» **Written instruction**: Exactly repeat the material, dropping every picture from the copy.

» **Exercise data**:
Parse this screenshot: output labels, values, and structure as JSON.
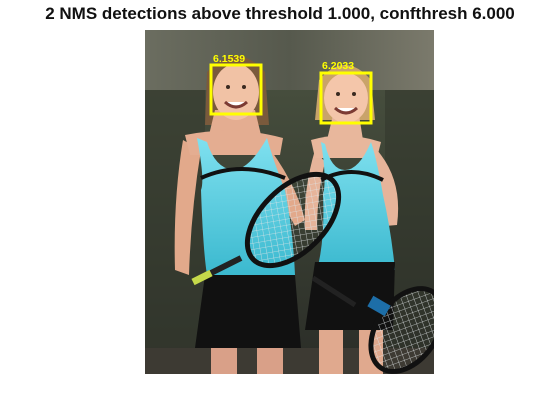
{
  "figure": {
    "title": "2 NMS detections above threshold 1.000, confthresh 6.000"
  },
  "detections": [
    {
      "score_label": "6.1539",
      "subject": "left-player-face"
    },
    {
      "score_label": "6.2033",
      "subject": "right-player-face"
    }
  ],
  "colors": {
    "box": "#ffff00",
    "label": "#ffff00",
    "background": "#ffffff"
  }
}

» **Full answer**:
Parse this screenshot: output labels, values, and structure as JSON.
{
  "figure": {
    "title": "2 NMS detections above threshold 1.000, confthresh 6.000"
  },
  "detections": [
    {
      "score_label": "6.1539",
      "subject": "left-player-face"
    },
    {
      "score_label": "6.2033",
      "subject": "right-player-face"
    }
  ],
  "colors": {
    "box": "#ffff00",
    "label": "#ffff00",
    "background": "#ffffff"
  }
}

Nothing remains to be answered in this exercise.